■ Task to complete ■
State how many lines of the entries hold the string "arrow", and nothing more.

■ Task inputs ■

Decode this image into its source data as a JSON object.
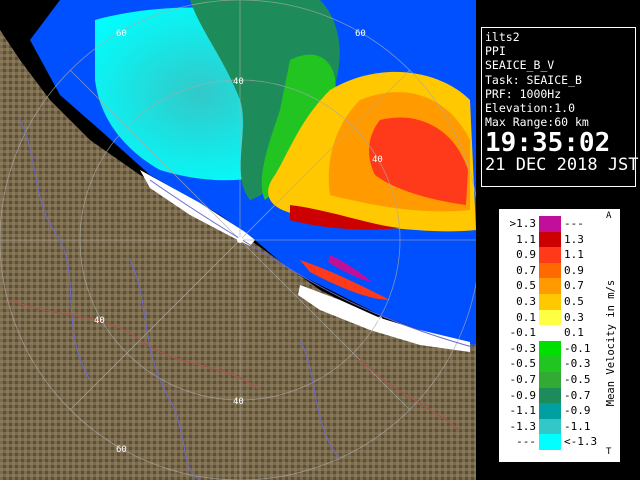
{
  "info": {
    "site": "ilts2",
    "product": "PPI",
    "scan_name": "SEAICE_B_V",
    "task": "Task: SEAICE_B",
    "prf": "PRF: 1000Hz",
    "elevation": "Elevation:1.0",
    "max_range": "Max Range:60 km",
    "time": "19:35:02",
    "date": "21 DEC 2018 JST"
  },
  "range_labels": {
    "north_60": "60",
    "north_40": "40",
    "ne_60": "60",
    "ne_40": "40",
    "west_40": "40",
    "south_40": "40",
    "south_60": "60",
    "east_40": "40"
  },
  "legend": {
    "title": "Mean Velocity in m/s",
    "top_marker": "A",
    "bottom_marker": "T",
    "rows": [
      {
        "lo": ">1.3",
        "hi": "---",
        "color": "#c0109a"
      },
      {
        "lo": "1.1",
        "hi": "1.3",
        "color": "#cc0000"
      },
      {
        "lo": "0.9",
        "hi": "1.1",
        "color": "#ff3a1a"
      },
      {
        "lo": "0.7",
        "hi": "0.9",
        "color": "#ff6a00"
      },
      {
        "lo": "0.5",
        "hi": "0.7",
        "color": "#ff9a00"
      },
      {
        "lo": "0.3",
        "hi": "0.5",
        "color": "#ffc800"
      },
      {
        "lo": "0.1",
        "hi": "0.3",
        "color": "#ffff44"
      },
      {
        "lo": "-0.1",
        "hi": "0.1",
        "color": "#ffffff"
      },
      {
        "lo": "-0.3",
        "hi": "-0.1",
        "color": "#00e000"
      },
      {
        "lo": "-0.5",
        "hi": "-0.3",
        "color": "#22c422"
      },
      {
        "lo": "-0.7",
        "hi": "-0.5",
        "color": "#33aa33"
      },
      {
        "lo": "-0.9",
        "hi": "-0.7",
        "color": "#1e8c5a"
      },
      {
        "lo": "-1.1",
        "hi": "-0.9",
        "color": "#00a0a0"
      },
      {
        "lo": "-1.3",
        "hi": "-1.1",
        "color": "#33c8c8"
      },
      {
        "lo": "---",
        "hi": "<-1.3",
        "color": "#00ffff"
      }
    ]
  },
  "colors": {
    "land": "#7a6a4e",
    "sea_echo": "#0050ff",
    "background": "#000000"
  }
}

* * *

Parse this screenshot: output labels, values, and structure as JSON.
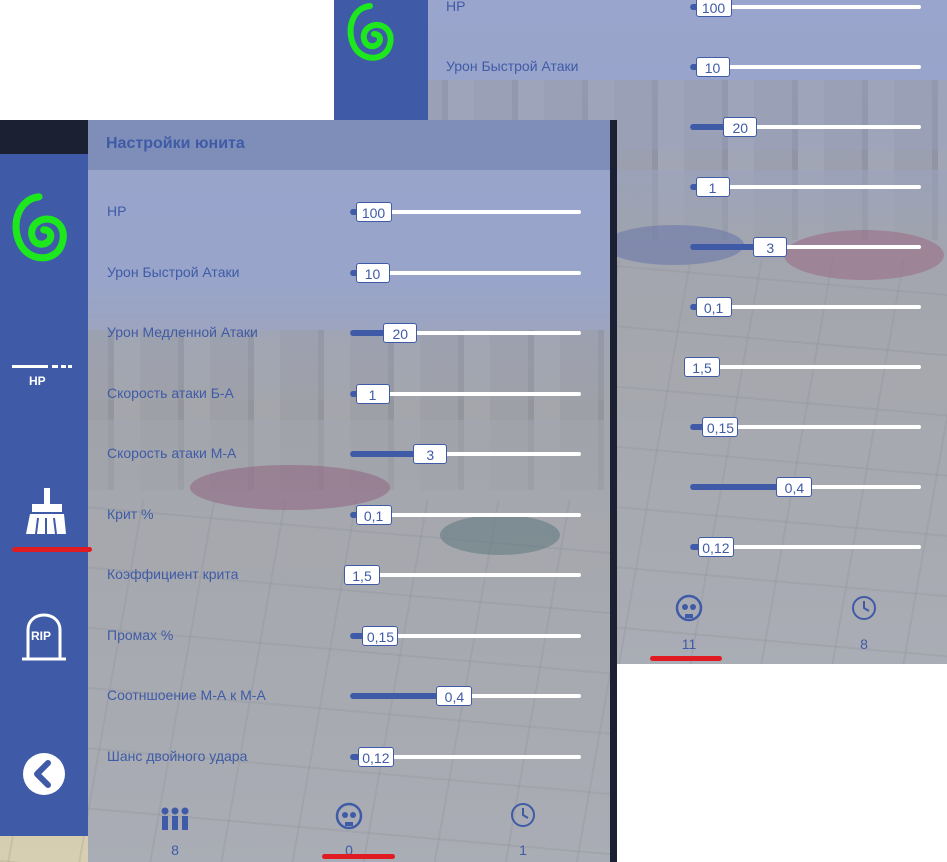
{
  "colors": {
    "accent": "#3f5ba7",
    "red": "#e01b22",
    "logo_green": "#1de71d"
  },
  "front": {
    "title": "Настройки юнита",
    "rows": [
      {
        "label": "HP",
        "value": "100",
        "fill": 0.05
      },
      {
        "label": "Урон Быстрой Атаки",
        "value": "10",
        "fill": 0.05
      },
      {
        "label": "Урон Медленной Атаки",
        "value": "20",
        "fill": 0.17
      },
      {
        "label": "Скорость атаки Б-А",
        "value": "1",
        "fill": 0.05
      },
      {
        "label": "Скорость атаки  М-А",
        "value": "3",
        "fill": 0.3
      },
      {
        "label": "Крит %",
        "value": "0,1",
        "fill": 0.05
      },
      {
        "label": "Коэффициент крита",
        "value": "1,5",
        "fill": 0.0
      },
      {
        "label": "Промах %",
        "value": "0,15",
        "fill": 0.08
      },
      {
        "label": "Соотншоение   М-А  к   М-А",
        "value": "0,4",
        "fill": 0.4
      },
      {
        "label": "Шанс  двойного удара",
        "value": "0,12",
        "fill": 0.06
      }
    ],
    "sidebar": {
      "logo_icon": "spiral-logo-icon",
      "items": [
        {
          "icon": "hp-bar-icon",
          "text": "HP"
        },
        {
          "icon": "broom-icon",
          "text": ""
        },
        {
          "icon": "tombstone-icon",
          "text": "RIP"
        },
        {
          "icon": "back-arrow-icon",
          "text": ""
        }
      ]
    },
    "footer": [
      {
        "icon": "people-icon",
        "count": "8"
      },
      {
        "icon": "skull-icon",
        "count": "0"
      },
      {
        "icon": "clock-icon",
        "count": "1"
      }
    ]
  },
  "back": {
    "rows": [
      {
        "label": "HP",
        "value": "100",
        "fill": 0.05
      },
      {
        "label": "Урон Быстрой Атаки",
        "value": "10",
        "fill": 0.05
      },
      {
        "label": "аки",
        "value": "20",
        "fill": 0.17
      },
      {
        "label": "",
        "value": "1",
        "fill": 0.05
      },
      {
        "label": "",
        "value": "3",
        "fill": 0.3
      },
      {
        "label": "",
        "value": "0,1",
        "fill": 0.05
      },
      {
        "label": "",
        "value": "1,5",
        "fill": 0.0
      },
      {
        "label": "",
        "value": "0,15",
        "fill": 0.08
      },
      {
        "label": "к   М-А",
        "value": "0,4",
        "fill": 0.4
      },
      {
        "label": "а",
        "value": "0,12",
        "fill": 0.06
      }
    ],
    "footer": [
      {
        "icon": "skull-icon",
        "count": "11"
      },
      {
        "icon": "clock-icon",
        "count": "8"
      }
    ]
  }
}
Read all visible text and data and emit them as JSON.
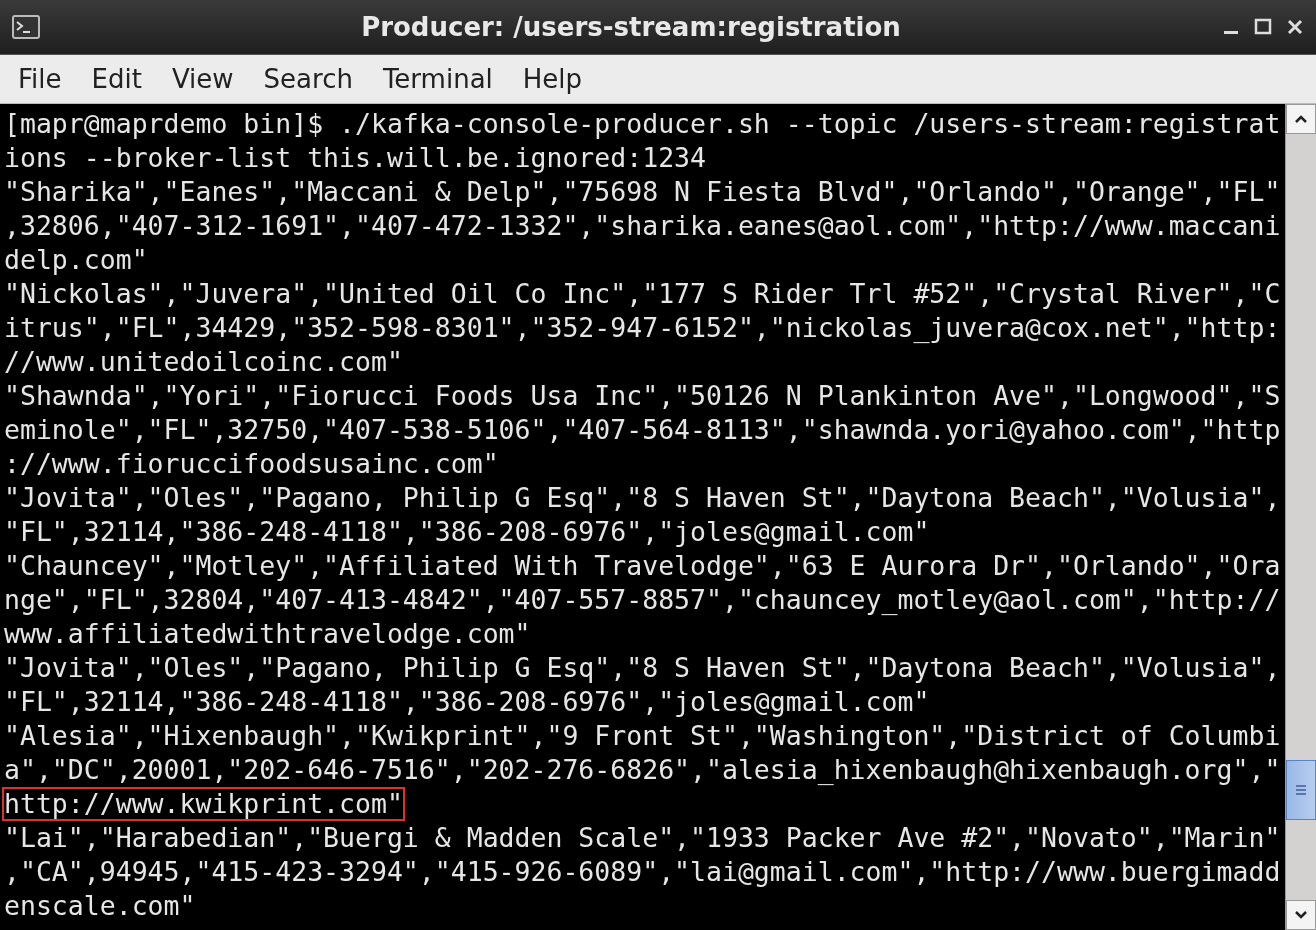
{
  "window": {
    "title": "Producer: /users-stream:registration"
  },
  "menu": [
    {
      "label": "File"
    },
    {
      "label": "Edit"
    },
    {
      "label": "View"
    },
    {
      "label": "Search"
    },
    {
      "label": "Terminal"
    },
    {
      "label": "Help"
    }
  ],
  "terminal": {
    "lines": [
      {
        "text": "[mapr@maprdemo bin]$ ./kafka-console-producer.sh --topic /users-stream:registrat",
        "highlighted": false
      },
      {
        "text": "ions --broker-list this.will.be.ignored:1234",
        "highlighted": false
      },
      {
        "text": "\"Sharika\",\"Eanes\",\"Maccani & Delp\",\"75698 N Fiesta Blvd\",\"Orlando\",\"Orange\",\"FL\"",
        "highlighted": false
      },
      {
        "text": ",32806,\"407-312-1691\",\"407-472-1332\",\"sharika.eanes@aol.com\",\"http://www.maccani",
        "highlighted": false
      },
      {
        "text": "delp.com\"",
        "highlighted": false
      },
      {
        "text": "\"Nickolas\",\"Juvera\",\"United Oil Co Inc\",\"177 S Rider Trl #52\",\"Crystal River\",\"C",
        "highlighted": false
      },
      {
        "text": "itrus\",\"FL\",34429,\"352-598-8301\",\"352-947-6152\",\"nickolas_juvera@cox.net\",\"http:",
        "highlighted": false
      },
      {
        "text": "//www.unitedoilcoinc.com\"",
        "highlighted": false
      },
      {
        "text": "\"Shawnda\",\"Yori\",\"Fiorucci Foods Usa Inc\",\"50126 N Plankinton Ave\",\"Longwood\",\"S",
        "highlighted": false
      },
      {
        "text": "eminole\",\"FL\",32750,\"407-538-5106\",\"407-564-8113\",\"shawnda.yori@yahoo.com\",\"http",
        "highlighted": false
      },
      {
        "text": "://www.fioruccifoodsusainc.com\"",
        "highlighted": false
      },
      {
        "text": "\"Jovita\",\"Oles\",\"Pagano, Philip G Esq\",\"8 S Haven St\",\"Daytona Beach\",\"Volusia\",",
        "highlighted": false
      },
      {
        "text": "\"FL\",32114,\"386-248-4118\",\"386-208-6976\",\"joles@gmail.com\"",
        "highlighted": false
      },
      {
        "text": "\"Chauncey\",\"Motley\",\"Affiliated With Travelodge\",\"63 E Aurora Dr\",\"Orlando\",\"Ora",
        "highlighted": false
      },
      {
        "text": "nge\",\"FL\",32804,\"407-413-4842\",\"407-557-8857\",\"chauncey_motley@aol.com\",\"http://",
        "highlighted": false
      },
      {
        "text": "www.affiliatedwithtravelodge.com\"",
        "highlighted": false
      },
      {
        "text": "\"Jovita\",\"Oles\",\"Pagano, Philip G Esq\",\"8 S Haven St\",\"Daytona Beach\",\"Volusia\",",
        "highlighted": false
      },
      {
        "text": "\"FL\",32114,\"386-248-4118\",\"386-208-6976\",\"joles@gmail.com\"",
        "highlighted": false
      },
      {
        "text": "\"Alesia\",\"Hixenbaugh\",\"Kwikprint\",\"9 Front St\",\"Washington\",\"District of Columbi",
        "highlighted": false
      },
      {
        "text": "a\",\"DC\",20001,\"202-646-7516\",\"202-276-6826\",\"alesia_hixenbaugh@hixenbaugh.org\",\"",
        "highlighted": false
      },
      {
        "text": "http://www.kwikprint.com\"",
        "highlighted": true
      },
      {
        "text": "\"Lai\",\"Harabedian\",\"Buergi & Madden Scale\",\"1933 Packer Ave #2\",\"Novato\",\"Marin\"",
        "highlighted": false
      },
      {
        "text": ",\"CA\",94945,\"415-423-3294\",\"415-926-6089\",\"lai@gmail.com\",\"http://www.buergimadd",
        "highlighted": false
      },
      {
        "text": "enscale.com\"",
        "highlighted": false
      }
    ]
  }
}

==

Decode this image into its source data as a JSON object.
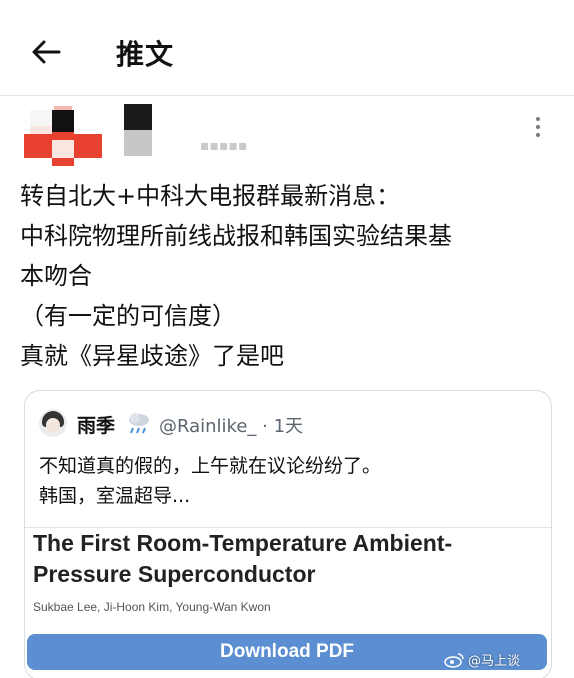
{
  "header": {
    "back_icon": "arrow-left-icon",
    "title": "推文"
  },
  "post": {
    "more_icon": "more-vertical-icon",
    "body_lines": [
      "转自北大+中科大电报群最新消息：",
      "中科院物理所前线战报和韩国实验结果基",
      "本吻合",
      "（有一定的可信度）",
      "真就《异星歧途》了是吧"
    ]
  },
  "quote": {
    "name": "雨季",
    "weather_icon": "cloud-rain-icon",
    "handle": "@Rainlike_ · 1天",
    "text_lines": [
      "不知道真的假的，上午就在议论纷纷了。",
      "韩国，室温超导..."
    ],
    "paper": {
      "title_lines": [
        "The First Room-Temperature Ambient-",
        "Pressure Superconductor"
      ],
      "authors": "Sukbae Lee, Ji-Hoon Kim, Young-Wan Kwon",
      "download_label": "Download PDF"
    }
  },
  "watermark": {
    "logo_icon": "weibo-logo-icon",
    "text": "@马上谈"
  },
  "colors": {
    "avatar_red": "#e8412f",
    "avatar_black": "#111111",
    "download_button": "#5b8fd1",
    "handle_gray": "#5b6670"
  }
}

■ Answer to the problem ■
2